■ **Aim**
Can you edit the listing lines from the one containing "Decompose this screenshot" through the one containing "- panel2-colorbar-tick-label: 1009: [953, 952, 1014, 980]", inclusive, so that "coastline" becomes "shoreline" each time and nothing else changes? Give back only those lines, and leave the picture out.

■ **Data for this task**
☆ ☆ ☆ ☆

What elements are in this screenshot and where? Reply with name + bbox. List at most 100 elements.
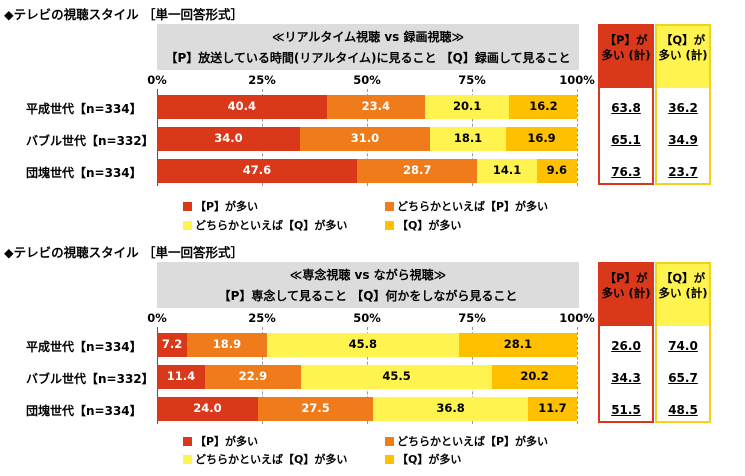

☆ ☆ ☆ ☆

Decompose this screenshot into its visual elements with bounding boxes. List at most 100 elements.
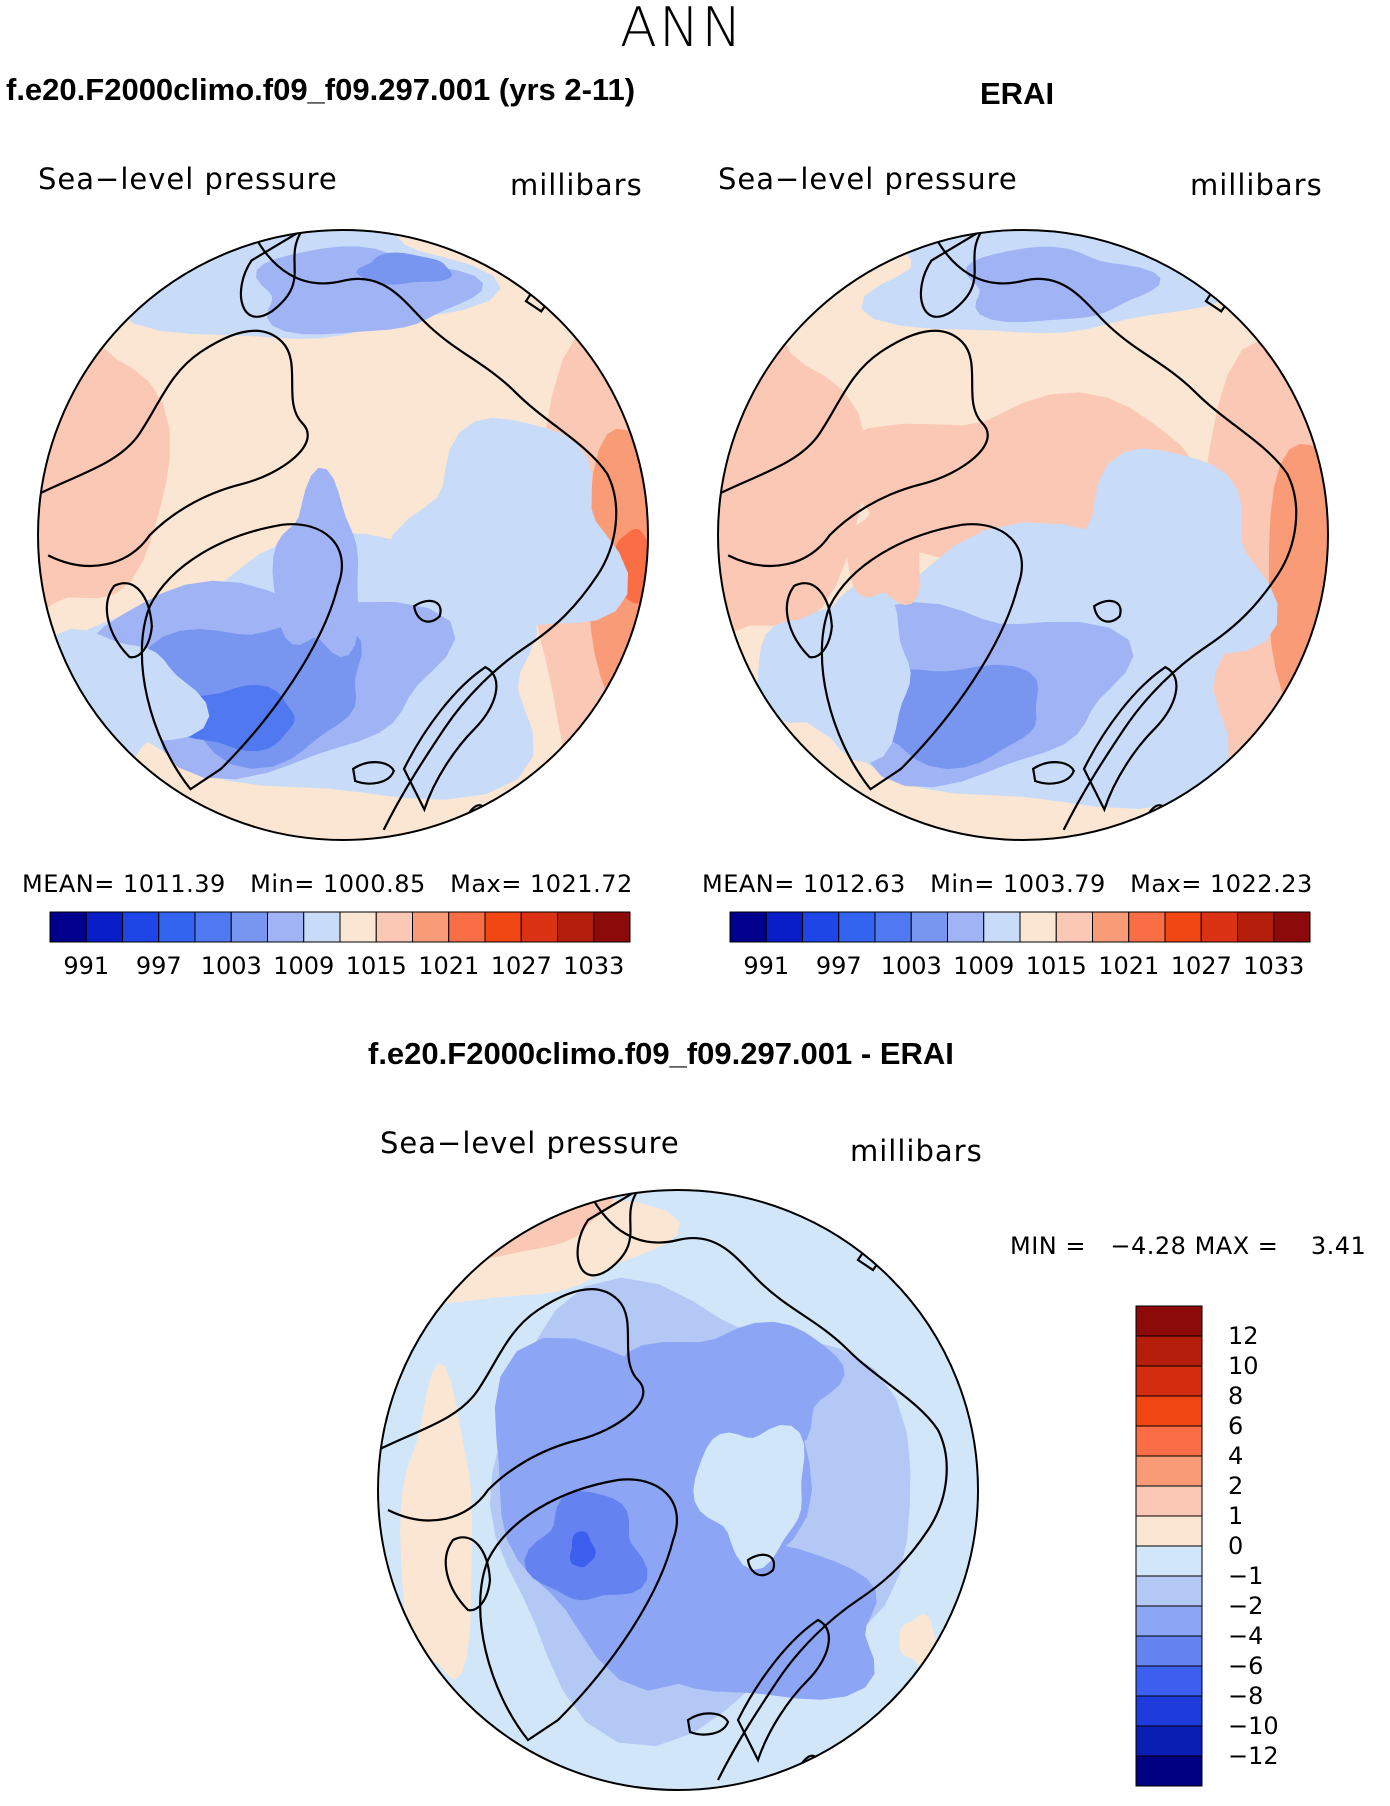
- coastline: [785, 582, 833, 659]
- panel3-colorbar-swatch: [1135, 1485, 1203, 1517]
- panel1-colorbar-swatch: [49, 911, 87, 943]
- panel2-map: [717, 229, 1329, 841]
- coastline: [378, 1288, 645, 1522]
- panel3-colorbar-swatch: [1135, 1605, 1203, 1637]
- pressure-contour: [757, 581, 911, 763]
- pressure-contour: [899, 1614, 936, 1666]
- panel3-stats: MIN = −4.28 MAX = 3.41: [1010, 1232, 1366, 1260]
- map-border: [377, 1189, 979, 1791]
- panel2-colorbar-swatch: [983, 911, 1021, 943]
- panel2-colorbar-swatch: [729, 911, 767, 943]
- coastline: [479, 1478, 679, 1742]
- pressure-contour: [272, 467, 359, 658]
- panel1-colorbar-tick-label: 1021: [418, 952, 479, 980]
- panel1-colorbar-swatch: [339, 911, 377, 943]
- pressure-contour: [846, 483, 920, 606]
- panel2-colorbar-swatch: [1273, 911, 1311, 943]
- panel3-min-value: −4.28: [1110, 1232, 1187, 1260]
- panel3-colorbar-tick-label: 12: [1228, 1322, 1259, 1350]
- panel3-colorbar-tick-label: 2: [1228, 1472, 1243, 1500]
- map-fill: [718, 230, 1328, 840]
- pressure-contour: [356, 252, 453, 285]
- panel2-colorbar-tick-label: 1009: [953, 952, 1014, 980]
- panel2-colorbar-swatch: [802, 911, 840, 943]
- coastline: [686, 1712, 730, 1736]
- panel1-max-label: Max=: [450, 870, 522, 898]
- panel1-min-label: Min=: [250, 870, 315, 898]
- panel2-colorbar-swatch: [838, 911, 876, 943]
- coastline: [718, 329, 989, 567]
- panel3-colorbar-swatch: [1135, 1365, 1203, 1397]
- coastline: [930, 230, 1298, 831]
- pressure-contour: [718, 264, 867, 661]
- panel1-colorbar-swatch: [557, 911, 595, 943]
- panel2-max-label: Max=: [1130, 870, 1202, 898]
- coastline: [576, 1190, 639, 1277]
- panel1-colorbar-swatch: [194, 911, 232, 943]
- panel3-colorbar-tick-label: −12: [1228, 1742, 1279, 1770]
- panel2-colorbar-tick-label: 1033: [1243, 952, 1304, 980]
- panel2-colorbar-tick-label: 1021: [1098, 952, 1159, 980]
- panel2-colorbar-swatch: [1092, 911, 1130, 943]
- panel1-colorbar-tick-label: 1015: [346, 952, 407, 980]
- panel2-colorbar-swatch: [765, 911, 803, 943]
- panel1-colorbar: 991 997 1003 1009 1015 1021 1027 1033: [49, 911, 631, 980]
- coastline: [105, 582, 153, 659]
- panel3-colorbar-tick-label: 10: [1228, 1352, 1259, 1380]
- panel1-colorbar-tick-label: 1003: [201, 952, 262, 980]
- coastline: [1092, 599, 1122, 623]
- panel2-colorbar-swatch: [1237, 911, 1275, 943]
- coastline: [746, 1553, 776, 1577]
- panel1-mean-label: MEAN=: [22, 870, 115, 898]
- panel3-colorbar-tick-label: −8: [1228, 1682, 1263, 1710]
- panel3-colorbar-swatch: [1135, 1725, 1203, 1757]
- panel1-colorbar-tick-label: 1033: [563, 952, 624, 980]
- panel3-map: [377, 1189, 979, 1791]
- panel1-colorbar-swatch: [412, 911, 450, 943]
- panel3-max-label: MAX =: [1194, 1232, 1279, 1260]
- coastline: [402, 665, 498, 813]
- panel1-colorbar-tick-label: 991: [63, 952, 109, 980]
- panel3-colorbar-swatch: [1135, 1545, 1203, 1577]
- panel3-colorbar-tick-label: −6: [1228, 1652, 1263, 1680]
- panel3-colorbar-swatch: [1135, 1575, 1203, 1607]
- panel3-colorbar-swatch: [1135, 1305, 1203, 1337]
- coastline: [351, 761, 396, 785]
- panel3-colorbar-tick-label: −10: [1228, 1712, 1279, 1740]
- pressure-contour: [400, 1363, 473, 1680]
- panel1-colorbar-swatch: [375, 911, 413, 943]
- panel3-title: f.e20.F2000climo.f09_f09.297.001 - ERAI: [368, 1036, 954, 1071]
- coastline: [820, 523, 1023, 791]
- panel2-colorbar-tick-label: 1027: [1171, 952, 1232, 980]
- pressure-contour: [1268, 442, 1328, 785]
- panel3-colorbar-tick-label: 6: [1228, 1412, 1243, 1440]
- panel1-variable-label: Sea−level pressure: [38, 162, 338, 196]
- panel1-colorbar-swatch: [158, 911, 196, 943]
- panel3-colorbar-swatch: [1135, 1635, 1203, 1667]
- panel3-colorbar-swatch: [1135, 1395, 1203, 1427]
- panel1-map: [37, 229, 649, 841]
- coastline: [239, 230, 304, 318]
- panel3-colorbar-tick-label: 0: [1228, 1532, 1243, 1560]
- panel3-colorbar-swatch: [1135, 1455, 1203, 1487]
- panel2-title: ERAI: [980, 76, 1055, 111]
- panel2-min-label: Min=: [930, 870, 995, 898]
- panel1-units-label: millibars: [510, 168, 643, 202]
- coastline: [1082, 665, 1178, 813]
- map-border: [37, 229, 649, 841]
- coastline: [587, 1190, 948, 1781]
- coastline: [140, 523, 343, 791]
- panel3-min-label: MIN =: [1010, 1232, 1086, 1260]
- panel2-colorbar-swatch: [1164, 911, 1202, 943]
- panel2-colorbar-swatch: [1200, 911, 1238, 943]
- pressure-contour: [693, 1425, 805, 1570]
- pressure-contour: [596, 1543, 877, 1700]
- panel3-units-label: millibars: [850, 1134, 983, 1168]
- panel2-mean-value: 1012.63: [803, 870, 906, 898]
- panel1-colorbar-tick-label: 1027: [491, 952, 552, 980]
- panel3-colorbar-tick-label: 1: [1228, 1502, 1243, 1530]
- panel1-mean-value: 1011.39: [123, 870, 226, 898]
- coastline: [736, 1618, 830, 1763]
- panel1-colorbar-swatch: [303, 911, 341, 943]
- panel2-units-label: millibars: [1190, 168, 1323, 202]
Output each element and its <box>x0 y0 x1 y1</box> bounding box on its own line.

☆ ☆ ☆ ☆

■ **Exercise response**
Decompose this screenshot into its visual elements with bounding boxes. List at most 100 elements.
- shoreline: [785, 582, 833, 659]
- panel3-colorbar-swatch: [1135, 1485, 1203, 1517]
- panel1-colorbar-swatch: [49, 911, 87, 943]
- panel2-map: [717, 229, 1329, 841]
- shoreline: [378, 1288, 645, 1522]
- panel3-colorbar-swatch: [1135, 1605, 1203, 1637]
- pressure-contour: [757, 581, 911, 763]
- pressure-contour: [899, 1614, 936, 1666]
- panel3-stats: MIN = −4.28 MAX = 3.41: [1010, 1232, 1366, 1260]
- map-border: [377, 1189, 979, 1791]
- panel2-colorbar-swatch: [983, 911, 1021, 943]
- panel2-colorbar-swatch: [729, 911, 767, 943]
- shoreline: [479, 1478, 679, 1742]
- pressure-contour: [272, 467, 359, 658]
- panel1-colorbar-tick-label: 1021: [418, 952, 479, 980]
- panel1-colorbar-swatch: [339, 911, 377, 943]
- pressure-contour: [846, 483, 920, 606]
- panel2-colorbar-swatch: [1273, 911, 1311, 943]
- panel3-min-value: −4.28: [1110, 1232, 1187, 1260]
- panel3-colorbar-tick-label: 12: [1228, 1322, 1259, 1350]
- panel3-colorbar-tick-label: 2: [1228, 1472, 1243, 1500]
- map-fill: [718, 230, 1328, 840]
- pressure-contour: [356, 252, 453, 285]
- panel2-colorbar-tick-label: 1009: [953, 952, 1014, 980]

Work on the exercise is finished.